Stored data
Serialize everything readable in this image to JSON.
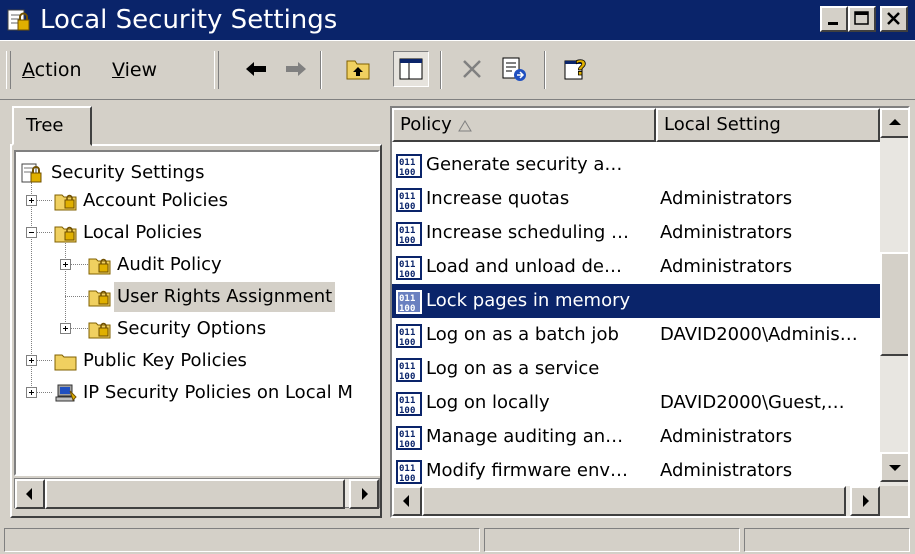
{
  "window": {
    "title": "Local Security Settings"
  },
  "menu": {
    "action": "Action",
    "action_mnemonic": "A",
    "action_rest": "ction",
    "view": "View",
    "view_mnemonic": "V",
    "view_rest": "iew"
  },
  "tree": {
    "tab_label": "Tree",
    "items": [
      {
        "label": "Security Settings",
        "icon": "security-settings-icon"
      },
      {
        "label": "Account Policies",
        "icon": "policy-folder-icon",
        "expander": "plus"
      },
      {
        "label": "Local Policies",
        "icon": "policy-folder-icon",
        "expander": "minus"
      },
      {
        "label": "Audit Policy",
        "icon": "policy-folder-icon",
        "expander": "plus"
      },
      {
        "label": "User Rights Assignment",
        "icon": "policy-folder-icon",
        "selected": true
      },
      {
        "label": "Security Options",
        "icon": "policy-folder-icon",
        "expander": "plus"
      },
      {
        "label": "Public Key Policies",
        "icon": "folder-icon",
        "expander": "plus"
      },
      {
        "label": "IP Security Policies on Local M",
        "icon": "ip-security-icon",
        "expander": "plus"
      }
    ]
  },
  "list": {
    "columns": {
      "policy": "Policy",
      "setting": "Local Setting"
    },
    "rows": [
      {
        "policy": "Generate security a…",
        "setting": ""
      },
      {
        "policy": "Increase quotas",
        "setting": "Administrators"
      },
      {
        "policy": "Increase scheduling …",
        "setting": "Administrators"
      },
      {
        "policy": "Load and unload de…",
        "setting": "Administrators"
      },
      {
        "policy": "Lock pages in memory",
        "setting": "",
        "selected": true
      },
      {
        "policy": "Log on as a batch job",
        "setting": "DAVID2000\\Adminis…"
      },
      {
        "policy": "Log on as a service",
        "setting": ""
      },
      {
        "policy": "Log on locally",
        "setting": "DAVID2000\\Guest,…"
      },
      {
        "policy": "Manage auditing an…",
        "setting": "Administrators"
      },
      {
        "policy": "Modify firmware env…",
        "setting": "Administrators"
      }
    ]
  },
  "colors": {
    "titlebar": "#0a246a",
    "selection": "#0a246a",
    "face": "#d4d0c8"
  }
}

What to do
Omit the pictures. Transcribe every record exactly.

Correct result
Serialize everything readable in this image to JSON.
{
  "window": {
    "title": "Local Security Settings"
  },
  "menu": {
    "action": "Action",
    "action_mnemonic": "A",
    "action_rest": "ction",
    "view": "View",
    "view_mnemonic": "V",
    "view_rest": "iew"
  },
  "tree": {
    "tab_label": "Tree",
    "items": [
      {
        "label": "Security Settings",
        "icon": "security-settings-icon"
      },
      {
        "label": "Account Policies",
        "icon": "policy-folder-icon",
        "expander": "plus"
      },
      {
        "label": "Local Policies",
        "icon": "policy-folder-icon",
        "expander": "minus"
      },
      {
        "label": "Audit Policy",
        "icon": "policy-folder-icon",
        "expander": "plus"
      },
      {
        "label": "User Rights Assignment",
        "icon": "policy-folder-icon",
        "selected": true
      },
      {
        "label": "Security Options",
        "icon": "policy-folder-icon",
        "expander": "plus"
      },
      {
        "label": "Public Key Policies",
        "icon": "folder-icon",
        "expander": "plus"
      },
      {
        "label": "IP Security Policies on Local M",
        "icon": "ip-security-icon",
        "expander": "plus"
      }
    ]
  },
  "list": {
    "columns": {
      "policy": "Policy",
      "setting": "Local Setting"
    },
    "rows": [
      {
        "policy": "Generate security a…",
        "setting": ""
      },
      {
        "policy": "Increase quotas",
        "setting": "Administrators"
      },
      {
        "policy": "Increase scheduling …",
        "setting": "Administrators"
      },
      {
        "policy": "Load and unload de…",
        "setting": "Administrators"
      },
      {
        "policy": "Lock pages in memory",
        "setting": "",
        "selected": true
      },
      {
        "policy": "Log on as a batch job",
        "setting": "DAVID2000\\Adminis…"
      },
      {
        "policy": "Log on as a service",
        "setting": ""
      },
      {
        "policy": "Log on locally",
        "setting": "DAVID2000\\Guest,…"
      },
      {
        "policy": "Manage auditing an…",
        "setting": "Administrators"
      },
      {
        "policy": "Modify firmware env…",
        "setting": "Administrators"
      }
    ]
  },
  "colors": {
    "titlebar": "#0a246a",
    "selection": "#0a246a",
    "face": "#d4d0c8"
  }
}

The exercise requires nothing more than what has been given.